-- START OF Extracted records --

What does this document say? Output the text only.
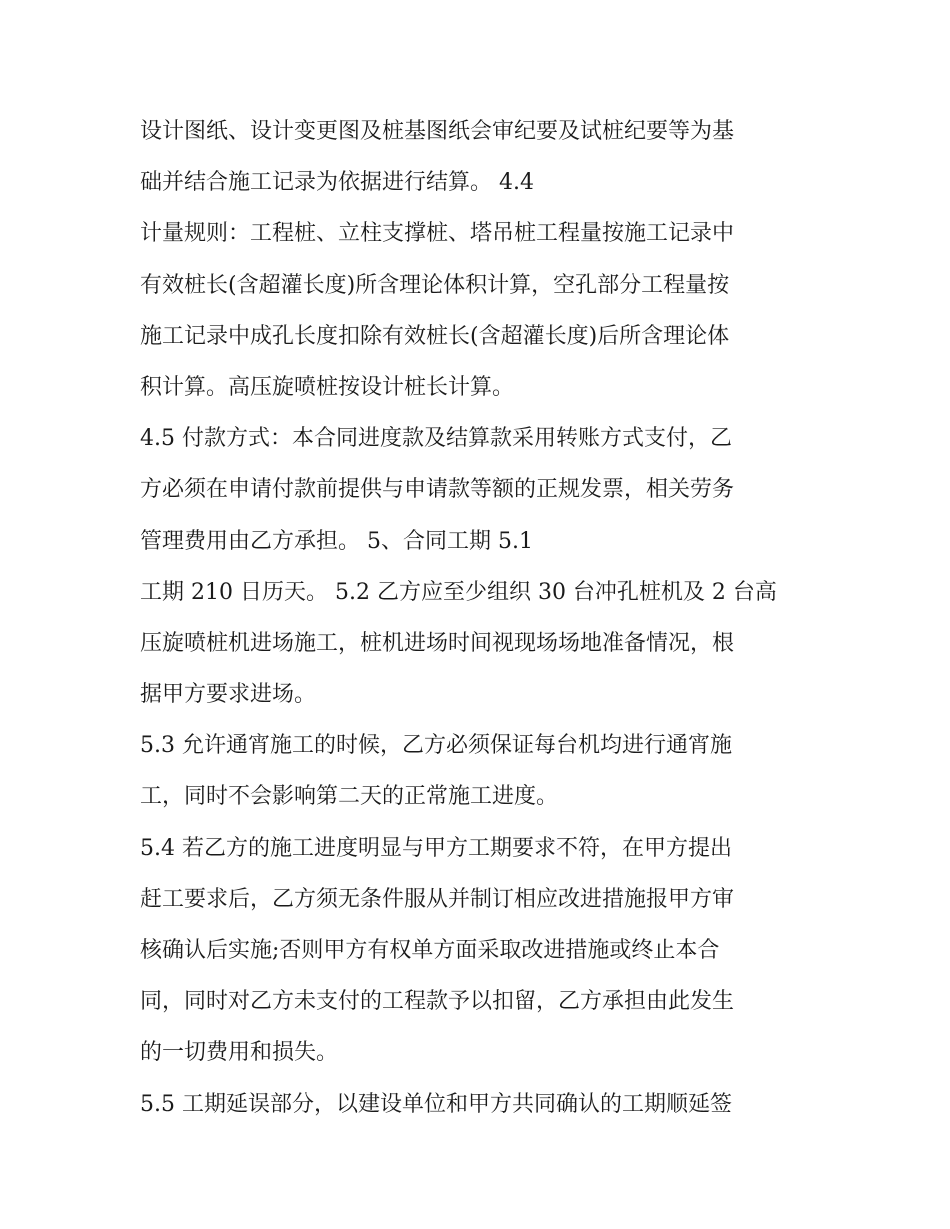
设计图纸、设计变更图及桩基图纸会审纪要及试桩纪要等为基
础并结合施工记录为依据进行结算。 4.4
计量规则：工程桩、立柱支撑桩、塔吊桩工程量按施工记录中
有效桩长(含超灌长度)所含理论体积计算，空孔部分工程量按
施工记录中成孔长度扣除有效桩长(含超灌长度)后所含理论体
积计算。高压旋喷桩按设计桩长计算。
4.5 付款方式：本合同进度款及结算款采用转账方式支付，乙
方必须在申请付款前提供与申请款等额的正规发票，相关劳务
管理费用由乙方承担。 5、合同工期 5.1
工期 210 日历天。 5.2 乙方应至少组织 30 台冲孔桩机及 2 台高
压旋喷桩机进场施工，桩机进场时间视现场场地准备情况，根
据甲方要求进场。
5.3 允许通宵施工的时候，乙方必须保证每台机均进行通宵施
工，同时不会影响第二天的正常施工进度。
5.4 若乙方的施工进度明显与甲方工期要求不符，在甲方提出
赶工要求后，乙方须无条件服从并制订相应改进措施报甲方审
核确认后实施;否则甲方有权单方面采取改进措施或终止本合
同，同时对乙方未支付的工程款予以扣留，乙方承担由此发生
的一切费用和损失。
5.5 工期延误部分，以建设单位和甲方共同确认的工期顺延签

-- END OF Extracted records --

Exercise directions:
Extract every line of the data exactly; pictures stay out.

The completed task:
What does this document say? Output the text only.
设计图纸、设计变更图及桩基图纸会审纪要及试桩纪要等为基
础并结合施工记录为依据进行结算。 4.4
计量规则：工程桩、立柱支撑桩、塔吊桩工程量按施工记录中
有效桩长(含超灌长度)所含理论体积计算，空孔部分工程量按
施工记录中成孔长度扣除有效桩长(含超灌长度)后所含理论体
积计算。高压旋喷桩按设计桩长计算。
4.5 付款方式：本合同进度款及结算款采用转账方式支付，乙
方必须在申请付款前提供与申请款等额的正规发票，相关劳务
管理费用由乙方承担。 5、合同工期 5.1
工期 210 日历天。 5.2 乙方应至少组织 30 台冲孔桩机及 2 台高
压旋喷桩机进场施工，桩机进场时间视现场场地准备情况，根
据甲方要求进场。
5.3 允许通宵施工的时候，乙方必须保证每台机均进行通宵施
工，同时不会影响第二天的正常施工进度。
5.4 若乙方的施工进度明显与甲方工期要求不符，在甲方提出
赶工要求后，乙方须无条件服从并制订相应改进措施报甲方审
核确认后实施;否则甲方有权单方面采取改进措施或终止本合
同，同时对乙方未支付的工程款予以扣留，乙方承担由此发生
的一切费用和损失。
5.5 工期延误部分，以建设单位和甲方共同确认的工期顺延签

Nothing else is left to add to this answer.